● **WHAT YOU ARE ASKED TO DO**:
Find the word "qualification" in the material below and gather every line that contains it.

Entries taken from a collection
-- Begin --

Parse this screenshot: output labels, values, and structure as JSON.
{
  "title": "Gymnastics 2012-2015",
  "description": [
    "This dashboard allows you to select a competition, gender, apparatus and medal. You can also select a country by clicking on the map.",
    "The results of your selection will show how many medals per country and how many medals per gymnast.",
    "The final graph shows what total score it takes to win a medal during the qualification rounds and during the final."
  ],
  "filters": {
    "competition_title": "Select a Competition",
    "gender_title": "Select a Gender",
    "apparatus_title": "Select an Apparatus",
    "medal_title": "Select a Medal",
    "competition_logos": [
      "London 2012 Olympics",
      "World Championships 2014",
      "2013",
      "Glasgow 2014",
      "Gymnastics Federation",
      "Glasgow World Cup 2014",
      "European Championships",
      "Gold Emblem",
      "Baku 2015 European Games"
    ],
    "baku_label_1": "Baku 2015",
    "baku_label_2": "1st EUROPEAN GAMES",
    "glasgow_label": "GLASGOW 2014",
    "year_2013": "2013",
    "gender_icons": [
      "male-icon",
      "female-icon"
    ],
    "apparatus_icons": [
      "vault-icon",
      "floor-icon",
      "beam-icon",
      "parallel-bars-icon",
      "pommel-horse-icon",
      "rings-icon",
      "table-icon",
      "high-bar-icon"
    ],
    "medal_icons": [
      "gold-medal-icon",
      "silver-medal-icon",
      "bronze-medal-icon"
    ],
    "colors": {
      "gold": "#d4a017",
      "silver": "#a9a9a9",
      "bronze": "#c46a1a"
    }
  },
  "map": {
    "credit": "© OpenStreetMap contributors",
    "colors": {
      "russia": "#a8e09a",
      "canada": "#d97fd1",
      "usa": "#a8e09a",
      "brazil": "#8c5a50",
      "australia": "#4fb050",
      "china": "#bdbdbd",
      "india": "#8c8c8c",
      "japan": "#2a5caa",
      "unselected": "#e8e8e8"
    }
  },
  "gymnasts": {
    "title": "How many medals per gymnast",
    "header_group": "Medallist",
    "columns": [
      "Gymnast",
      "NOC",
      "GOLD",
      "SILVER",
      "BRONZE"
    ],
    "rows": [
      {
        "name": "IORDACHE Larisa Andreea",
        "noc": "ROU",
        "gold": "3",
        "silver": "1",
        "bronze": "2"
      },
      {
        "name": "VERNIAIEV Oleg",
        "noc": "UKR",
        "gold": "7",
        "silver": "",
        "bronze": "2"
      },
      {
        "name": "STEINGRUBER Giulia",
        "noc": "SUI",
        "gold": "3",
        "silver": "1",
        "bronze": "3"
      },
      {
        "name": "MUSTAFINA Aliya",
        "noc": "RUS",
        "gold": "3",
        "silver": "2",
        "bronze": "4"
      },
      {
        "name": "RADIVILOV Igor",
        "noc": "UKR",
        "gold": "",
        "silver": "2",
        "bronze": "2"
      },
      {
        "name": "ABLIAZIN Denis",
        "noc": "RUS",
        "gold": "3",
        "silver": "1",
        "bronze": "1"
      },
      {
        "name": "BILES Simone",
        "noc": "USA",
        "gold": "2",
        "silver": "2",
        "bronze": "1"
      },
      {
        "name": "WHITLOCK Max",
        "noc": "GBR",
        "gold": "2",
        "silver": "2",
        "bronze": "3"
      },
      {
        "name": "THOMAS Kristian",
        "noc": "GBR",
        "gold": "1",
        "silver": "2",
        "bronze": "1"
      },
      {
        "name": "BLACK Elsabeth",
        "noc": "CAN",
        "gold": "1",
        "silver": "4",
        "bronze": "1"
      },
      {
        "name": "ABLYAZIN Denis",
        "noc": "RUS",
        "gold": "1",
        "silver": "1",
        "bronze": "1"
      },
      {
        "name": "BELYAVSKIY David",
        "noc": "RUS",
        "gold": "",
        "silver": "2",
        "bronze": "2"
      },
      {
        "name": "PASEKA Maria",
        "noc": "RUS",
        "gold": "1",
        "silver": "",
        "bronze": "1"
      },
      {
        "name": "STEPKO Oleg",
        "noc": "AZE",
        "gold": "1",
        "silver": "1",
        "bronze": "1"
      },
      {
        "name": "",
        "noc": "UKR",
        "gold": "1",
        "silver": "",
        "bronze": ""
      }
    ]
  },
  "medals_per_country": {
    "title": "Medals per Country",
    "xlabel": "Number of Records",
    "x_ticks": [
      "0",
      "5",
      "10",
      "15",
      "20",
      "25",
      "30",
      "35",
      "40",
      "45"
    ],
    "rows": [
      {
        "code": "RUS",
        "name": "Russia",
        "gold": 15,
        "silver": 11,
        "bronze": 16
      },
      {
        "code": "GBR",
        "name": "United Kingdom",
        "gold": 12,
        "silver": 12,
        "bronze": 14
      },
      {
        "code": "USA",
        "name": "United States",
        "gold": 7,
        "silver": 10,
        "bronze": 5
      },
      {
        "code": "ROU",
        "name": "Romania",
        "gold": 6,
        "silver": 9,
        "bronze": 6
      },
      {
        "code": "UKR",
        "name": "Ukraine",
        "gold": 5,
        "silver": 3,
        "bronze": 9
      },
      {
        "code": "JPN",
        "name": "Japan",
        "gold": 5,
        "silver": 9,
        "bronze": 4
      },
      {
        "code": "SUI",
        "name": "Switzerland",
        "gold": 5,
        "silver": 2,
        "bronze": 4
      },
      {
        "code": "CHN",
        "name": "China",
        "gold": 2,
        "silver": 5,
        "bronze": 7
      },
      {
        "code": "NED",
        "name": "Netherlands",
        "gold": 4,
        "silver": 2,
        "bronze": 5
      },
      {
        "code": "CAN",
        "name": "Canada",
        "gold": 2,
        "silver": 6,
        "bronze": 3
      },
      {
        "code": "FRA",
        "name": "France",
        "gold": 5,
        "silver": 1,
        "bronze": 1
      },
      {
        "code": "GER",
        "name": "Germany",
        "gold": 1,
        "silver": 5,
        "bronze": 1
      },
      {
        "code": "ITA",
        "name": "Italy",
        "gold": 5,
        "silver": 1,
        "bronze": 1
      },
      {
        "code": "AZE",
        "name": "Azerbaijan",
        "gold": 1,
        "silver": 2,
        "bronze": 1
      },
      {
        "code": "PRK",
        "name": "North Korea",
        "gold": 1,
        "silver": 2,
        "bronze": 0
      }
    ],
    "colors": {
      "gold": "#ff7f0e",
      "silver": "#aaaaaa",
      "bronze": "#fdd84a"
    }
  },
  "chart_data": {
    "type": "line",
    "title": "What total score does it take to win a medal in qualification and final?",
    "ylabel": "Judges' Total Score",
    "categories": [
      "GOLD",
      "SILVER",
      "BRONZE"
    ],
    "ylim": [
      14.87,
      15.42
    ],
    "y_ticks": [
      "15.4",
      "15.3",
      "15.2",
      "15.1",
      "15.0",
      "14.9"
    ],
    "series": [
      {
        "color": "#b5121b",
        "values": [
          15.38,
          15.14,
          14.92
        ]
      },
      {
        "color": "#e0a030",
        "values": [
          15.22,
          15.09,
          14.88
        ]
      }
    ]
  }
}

-- End --

● **WRITTEN REPLY**:
    "The final graph shows what total score it takes to win a medal during the qualification rounds and during the final."
    "title": "What total score does it take to win a medal in qualification and final?",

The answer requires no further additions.